Challenge: Show every line that has the string "JSON" in it.

Material for this exercise:
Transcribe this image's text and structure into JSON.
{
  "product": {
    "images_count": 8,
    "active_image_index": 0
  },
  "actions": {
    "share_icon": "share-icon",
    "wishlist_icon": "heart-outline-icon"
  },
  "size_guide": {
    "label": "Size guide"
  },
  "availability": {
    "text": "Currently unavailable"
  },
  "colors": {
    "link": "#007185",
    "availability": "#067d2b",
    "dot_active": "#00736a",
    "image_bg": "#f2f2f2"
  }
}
==
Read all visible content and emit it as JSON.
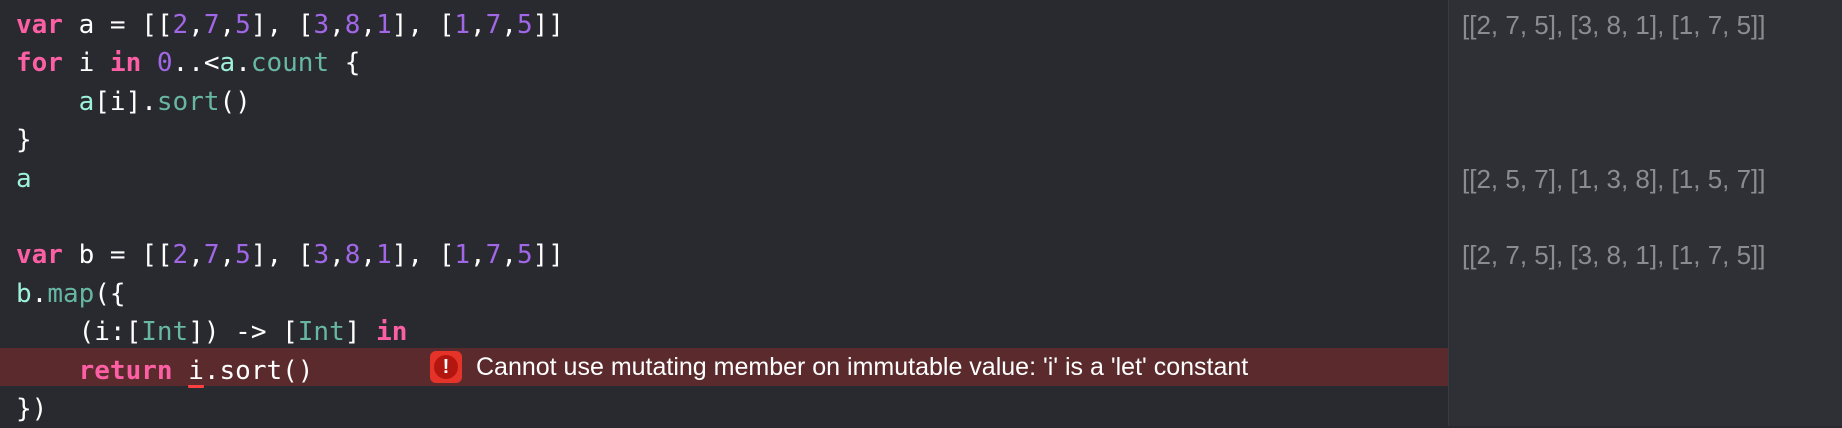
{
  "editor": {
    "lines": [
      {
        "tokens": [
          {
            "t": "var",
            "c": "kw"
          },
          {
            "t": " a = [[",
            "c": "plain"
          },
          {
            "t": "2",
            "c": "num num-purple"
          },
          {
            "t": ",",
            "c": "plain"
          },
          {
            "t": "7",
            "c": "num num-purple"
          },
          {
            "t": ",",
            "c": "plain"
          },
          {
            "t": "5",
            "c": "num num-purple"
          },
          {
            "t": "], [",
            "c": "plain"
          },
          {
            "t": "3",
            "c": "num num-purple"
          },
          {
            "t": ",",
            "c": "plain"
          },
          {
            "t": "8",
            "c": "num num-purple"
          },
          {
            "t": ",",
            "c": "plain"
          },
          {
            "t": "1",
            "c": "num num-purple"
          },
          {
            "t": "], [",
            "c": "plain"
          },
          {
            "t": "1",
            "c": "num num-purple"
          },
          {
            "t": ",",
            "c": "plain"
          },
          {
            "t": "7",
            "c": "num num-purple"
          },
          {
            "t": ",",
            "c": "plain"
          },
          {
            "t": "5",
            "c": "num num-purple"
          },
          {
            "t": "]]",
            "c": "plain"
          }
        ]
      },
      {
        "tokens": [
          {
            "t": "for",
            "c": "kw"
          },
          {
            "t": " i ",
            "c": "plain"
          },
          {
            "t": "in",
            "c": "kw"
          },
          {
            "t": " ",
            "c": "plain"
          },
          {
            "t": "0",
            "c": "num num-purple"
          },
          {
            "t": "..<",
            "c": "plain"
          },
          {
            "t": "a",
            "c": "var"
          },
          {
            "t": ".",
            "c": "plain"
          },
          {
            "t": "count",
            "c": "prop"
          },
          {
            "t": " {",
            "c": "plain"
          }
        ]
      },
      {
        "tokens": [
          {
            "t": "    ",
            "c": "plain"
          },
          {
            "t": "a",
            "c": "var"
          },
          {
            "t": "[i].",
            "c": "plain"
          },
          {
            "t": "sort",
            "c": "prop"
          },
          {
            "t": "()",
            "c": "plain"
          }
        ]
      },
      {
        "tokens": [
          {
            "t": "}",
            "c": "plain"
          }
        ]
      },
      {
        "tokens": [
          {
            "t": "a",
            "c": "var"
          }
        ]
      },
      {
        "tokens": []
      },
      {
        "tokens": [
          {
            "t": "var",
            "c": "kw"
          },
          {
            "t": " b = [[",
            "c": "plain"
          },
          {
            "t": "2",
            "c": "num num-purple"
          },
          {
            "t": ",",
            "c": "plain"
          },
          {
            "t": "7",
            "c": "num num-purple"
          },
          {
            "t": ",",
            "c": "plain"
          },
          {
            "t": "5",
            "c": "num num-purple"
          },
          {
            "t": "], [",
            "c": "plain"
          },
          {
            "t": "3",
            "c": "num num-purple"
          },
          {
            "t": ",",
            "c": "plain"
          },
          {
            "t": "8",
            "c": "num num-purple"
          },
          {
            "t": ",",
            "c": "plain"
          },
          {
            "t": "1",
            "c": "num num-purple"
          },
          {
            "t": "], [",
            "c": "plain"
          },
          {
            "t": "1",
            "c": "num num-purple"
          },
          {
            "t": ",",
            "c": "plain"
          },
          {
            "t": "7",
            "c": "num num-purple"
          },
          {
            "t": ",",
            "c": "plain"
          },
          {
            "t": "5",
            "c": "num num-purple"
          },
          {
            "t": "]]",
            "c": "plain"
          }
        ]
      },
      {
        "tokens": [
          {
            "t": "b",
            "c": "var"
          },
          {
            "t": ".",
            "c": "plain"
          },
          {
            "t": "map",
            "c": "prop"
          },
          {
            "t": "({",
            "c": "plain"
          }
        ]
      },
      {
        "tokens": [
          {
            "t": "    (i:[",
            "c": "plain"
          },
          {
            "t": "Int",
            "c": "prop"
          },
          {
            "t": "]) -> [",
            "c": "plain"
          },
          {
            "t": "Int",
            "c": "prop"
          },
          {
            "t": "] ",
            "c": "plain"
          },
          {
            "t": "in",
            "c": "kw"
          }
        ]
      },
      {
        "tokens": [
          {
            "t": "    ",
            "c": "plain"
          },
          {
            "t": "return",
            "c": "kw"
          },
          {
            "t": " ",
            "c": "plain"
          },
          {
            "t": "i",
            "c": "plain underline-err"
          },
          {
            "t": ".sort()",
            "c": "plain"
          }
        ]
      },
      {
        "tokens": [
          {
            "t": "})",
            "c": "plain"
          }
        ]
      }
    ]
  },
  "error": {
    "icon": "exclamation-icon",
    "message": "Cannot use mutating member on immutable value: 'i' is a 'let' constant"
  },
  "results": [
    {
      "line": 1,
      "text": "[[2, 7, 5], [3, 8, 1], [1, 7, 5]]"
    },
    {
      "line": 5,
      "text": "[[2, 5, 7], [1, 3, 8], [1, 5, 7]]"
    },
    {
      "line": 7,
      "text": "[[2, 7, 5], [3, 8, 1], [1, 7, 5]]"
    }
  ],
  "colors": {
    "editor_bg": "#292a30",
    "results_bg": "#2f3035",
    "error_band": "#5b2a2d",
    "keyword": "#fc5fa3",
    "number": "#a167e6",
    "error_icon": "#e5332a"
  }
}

Solution to this problem:
Transcribe this image's text and structure into JSON.
Read all visible content and emit it as JSON.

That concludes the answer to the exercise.